What you need to do: Pick out the lines containing "this".

Materials provided:
══════════
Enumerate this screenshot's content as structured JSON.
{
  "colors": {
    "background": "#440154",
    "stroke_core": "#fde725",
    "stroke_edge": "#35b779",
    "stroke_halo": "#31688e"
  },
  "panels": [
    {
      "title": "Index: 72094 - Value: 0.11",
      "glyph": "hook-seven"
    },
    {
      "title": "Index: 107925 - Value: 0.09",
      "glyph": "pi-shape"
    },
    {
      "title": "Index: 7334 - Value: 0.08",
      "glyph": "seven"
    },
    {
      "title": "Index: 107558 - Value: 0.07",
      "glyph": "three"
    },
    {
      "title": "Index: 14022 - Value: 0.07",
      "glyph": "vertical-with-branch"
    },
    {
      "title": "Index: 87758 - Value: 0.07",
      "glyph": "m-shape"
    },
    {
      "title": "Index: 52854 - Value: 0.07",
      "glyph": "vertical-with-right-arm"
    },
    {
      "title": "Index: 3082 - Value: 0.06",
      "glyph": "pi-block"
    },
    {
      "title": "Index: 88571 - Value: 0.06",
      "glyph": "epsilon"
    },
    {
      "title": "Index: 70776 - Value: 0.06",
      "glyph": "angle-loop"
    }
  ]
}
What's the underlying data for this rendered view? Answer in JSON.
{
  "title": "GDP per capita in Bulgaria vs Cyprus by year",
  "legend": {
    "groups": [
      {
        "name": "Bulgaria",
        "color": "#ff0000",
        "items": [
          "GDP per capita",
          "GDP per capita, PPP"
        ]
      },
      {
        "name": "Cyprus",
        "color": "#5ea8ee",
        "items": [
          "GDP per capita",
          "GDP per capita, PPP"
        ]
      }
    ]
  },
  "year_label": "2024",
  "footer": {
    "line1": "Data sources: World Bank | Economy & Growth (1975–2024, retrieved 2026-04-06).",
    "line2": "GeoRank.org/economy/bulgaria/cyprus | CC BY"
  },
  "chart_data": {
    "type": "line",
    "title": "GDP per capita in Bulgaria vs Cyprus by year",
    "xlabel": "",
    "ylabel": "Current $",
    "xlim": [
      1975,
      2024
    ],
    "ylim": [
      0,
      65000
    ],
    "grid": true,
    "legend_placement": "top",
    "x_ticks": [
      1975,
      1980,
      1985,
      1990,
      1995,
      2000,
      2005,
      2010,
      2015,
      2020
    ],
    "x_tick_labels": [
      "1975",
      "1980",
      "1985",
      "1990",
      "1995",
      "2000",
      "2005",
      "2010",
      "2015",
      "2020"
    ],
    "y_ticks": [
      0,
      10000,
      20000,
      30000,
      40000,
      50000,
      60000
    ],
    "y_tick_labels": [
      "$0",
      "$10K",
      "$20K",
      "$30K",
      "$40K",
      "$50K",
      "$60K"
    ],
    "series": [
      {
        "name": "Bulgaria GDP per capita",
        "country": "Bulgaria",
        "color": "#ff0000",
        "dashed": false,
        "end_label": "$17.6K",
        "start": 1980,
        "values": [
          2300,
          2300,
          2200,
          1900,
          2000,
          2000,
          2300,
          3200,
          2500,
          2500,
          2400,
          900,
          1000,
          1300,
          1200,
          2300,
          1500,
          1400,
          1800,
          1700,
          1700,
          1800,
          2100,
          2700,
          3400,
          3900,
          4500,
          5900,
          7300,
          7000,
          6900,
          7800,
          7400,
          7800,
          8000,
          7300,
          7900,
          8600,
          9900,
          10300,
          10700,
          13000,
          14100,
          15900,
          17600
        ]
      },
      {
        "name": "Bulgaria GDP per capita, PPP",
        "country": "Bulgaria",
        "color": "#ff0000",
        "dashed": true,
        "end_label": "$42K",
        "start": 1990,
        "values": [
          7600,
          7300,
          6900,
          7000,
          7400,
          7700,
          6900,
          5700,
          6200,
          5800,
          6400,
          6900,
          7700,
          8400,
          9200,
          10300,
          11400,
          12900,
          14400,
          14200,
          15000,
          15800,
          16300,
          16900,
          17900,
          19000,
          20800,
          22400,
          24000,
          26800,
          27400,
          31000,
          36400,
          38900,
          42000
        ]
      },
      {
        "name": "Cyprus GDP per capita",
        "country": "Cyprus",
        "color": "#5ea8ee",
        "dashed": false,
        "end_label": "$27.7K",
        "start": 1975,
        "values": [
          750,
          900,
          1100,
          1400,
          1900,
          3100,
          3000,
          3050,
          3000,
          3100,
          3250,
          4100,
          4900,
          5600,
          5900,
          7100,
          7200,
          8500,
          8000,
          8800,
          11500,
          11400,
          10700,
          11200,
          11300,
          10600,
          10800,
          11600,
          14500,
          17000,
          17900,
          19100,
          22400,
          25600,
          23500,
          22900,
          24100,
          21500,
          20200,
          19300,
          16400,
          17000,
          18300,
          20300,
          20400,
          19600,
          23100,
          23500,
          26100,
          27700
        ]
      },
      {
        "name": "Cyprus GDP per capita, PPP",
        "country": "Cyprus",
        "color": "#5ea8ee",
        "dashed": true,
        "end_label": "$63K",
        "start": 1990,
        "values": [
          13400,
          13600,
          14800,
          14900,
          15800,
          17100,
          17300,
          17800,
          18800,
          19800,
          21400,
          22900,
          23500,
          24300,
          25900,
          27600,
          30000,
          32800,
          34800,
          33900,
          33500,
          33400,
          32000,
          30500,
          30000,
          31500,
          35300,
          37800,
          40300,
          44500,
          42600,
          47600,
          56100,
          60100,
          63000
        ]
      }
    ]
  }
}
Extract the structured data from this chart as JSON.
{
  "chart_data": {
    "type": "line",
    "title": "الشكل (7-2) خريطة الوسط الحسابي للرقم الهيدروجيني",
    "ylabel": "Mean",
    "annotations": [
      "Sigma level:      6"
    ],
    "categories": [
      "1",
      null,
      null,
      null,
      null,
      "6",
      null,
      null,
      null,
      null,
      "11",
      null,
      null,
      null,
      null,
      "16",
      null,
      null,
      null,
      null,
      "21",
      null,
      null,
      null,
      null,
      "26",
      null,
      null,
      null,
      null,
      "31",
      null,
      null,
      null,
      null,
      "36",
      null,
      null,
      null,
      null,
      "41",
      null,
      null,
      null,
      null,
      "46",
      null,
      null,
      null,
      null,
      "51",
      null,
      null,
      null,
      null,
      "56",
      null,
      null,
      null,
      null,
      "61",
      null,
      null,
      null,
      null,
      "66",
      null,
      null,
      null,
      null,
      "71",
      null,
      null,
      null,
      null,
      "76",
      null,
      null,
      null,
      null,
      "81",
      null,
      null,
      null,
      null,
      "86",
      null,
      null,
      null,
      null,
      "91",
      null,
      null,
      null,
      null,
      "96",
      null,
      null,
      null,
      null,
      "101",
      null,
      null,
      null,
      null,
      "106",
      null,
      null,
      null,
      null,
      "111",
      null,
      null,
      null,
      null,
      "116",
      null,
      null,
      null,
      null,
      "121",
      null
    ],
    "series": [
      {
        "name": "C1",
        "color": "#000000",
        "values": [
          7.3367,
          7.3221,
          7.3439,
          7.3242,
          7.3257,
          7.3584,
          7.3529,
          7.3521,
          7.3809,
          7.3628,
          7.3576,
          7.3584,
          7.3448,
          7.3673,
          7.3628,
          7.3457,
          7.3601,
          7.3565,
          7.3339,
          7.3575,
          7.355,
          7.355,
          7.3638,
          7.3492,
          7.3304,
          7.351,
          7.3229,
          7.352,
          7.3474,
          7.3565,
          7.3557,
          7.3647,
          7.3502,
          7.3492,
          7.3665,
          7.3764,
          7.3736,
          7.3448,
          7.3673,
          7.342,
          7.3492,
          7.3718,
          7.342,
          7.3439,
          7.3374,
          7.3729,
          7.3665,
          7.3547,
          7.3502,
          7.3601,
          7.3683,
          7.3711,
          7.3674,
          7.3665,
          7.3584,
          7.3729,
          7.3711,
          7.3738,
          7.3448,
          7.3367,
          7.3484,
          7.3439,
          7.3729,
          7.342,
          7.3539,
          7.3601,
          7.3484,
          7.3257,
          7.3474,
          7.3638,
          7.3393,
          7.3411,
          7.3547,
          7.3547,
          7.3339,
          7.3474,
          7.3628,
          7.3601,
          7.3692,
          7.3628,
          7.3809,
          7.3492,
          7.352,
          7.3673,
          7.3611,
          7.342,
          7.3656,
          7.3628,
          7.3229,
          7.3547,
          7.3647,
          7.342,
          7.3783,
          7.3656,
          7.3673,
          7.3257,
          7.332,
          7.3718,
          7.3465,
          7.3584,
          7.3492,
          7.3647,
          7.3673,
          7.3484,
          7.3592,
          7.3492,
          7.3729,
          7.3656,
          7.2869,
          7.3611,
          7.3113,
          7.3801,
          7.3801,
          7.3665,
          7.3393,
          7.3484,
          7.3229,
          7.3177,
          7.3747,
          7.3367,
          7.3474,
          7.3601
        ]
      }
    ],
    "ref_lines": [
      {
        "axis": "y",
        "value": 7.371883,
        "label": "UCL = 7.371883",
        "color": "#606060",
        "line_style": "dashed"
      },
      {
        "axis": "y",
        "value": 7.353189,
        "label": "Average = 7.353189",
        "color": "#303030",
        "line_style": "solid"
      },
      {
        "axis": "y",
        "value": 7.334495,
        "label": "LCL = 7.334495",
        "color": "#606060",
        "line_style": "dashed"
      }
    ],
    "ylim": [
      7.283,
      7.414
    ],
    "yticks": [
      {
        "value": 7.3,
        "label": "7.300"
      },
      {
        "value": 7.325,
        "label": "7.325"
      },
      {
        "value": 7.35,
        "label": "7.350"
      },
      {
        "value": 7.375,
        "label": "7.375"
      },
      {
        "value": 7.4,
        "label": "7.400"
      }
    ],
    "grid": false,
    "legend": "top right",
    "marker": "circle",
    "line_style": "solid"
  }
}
══════════
The response:
Enumerate this screenshot's content as structured JSON.
What's the underlying data for this rendered view? Answer in JSON.
Extract the structured data from this chart as JSON.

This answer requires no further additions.